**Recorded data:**
* begin *

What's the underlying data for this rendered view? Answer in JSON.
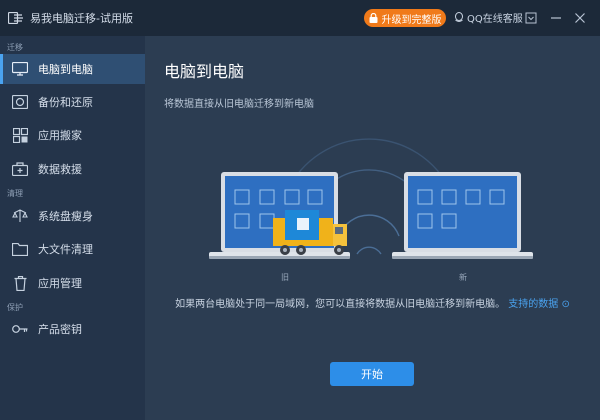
{
  "titlebar": {
    "title": "易我电脑迁移-试用版",
    "upgrade_label": "升级到完整版",
    "qq_label": "QQ在线客服"
  },
  "sidebar": {
    "sections": [
      {
        "label": "迁移"
      },
      {
        "label": "清理"
      },
      {
        "label": "保护"
      }
    ],
    "items": [
      {
        "label": "电脑到电脑",
        "icon": "monitor-icon",
        "active": true
      },
      {
        "label": "备份和还原",
        "icon": "backup-icon"
      },
      {
        "label": "应用搬家",
        "icon": "app-move-icon"
      },
      {
        "label": "数据救援",
        "icon": "rescue-icon"
      },
      {
        "label": "系统盘瘦身",
        "icon": "slim-icon"
      },
      {
        "label": "大文件清理",
        "icon": "folder-icon"
      },
      {
        "label": "应用管理",
        "icon": "trash-icon"
      },
      {
        "label": "产品密钥",
        "icon": "key-icon"
      }
    ]
  },
  "main": {
    "title": "电脑到电脑",
    "subtitle": "将数据直接从旧电脑迁移到新电脑",
    "old_label": "旧",
    "new_label": "新",
    "info_text": "如果两台电脑处于同一局域网，您可以直接将数据从旧电脑迁移到新电脑。",
    "info_link": "支持的数据",
    "start_label": "开始"
  },
  "colors": {
    "accent": "#2d8ee8",
    "upgrade": "#f07a1a",
    "sidebar_bg": "#24344a",
    "main_bg": "#2c3d52",
    "titlebar_bg": "#1c2939"
  }
}
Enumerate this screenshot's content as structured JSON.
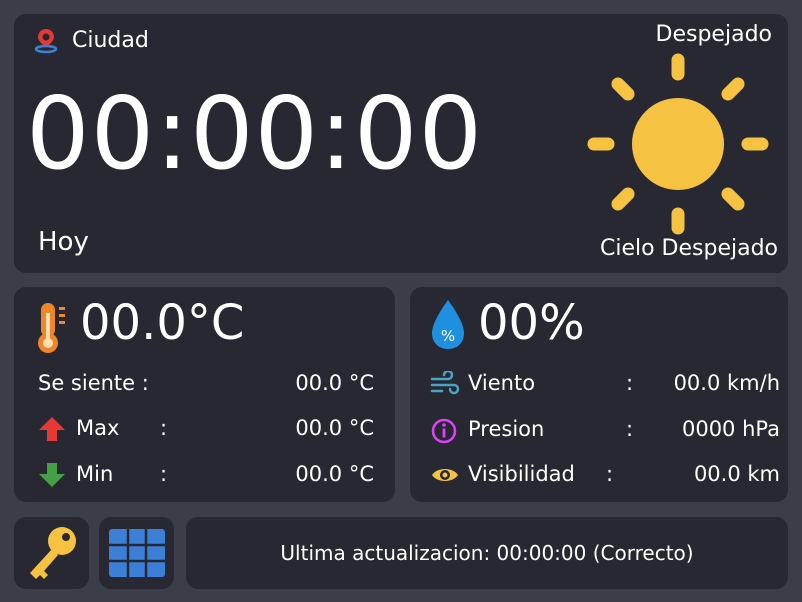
{
  "header": {
    "city": "Ciudad",
    "clock": "00:00:00",
    "day": "Hoy",
    "condition_short": "Despejado",
    "condition_long": "Cielo Despejado"
  },
  "temperature": {
    "value": "00.0°C",
    "feels_label": "Se siente :",
    "feels_value": "00.0 °C",
    "max_label": "Max",
    "max_value": "00.0 °C",
    "min_label": "Min",
    "min_value": "00.0 °C",
    "sep": ":"
  },
  "humidity": {
    "value": "00%",
    "wind_label": "Viento",
    "wind_value": "00.0 km/h",
    "pressure_label": "Presion",
    "pressure_value": "0000 hPa",
    "visibility_label": "Visibilidad",
    "visibility_value": "00.0 km",
    "sep": ":"
  },
  "status": {
    "text": "Ultima actualizacion: 00:00:00 (Correcto)"
  },
  "colors": {
    "background": "#3b3d48",
    "panel": "#272832",
    "sun": "#f5c242",
    "thermo": "#f0862a",
    "drop": "#1f8fe0",
    "up_arrow": "#e53935",
    "down_arrow": "#43a047",
    "pressure": "#e040fb",
    "visibility": "#f5c242",
    "wind": "#4ba3c7",
    "key": "#f5c242",
    "grid": "#3c7fd6"
  },
  "icons": [
    "location-pin-icon",
    "sun-icon",
    "thermometer-icon",
    "arrow-up-icon",
    "arrow-down-icon",
    "humidity-drop-icon",
    "wind-icon",
    "pressure-icon",
    "eye-icon",
    "key-icon",
    "grid-icon"
  ]
}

* end *

Copy out, unchanged, the span of lines beginning with the one that includes "Enumerate this screenshot's" and running through the final line of the material above. Leave the pictures out.

Enumerate this screenshot's content as structured JSON.
{
  "header": {
    "city": "Ciudad",
    "clock": "00:00:00",
    "day": "Hoy",
    "condition_short": "Despejado",
    "condition_long": "Cielo Despejado"
  },
  "temperature": {
    "value": "00.0°C",
    "feels_label": "Se siente :",
    "feels_value": "00.0 °C",
    "max_label": "Max",
    "max_value": "00.0 °C",
    "min_label": "Min",
    "min_value": "00.0 °C",
    "sep": ":"
  },
  "humidity": {
    "value": "00%",
    "wind_label": "Viento",
    "wind_value": "00.0 km/h",
    "pressure_label": "Presion",
    "pressure_value": "0000 hPa",
    "visibility_label": "Visibilidad",
    "visibility_value": "00.0 km",
    "sep": ":"
  },
  "status": {
    "text": "Ultima actualizacion: 00:00:00 (Correcto)"
  },
  "colors": {
    "background": "#3b3d48",
    "panel": "#272832",
    "sun": "#f5c242",
    "thermo": "#f0862a",
    "drop": "#1f8fe0",
    "up_arrow": "#e53935",
    "down_arrow": "#43a047",
    "pressure": "#e040fb",
    "visibility": "#f5c242",
    "wind": "#4ba3c7",
    "key": "#f5c242",
    "grid": "#3c7fd6"
  },
  "icons": [
    "location-pin-icon",
    "sun-icon",
    "thermometer-icon",
    "arrow-up-icon",
    "arrow-down-icon",
    "humidity-drop-icon",
    "wind-icon",
    "pressure-icon",
    "eye-icon",
    "key-icon",
    "grid-icon"
  ]
}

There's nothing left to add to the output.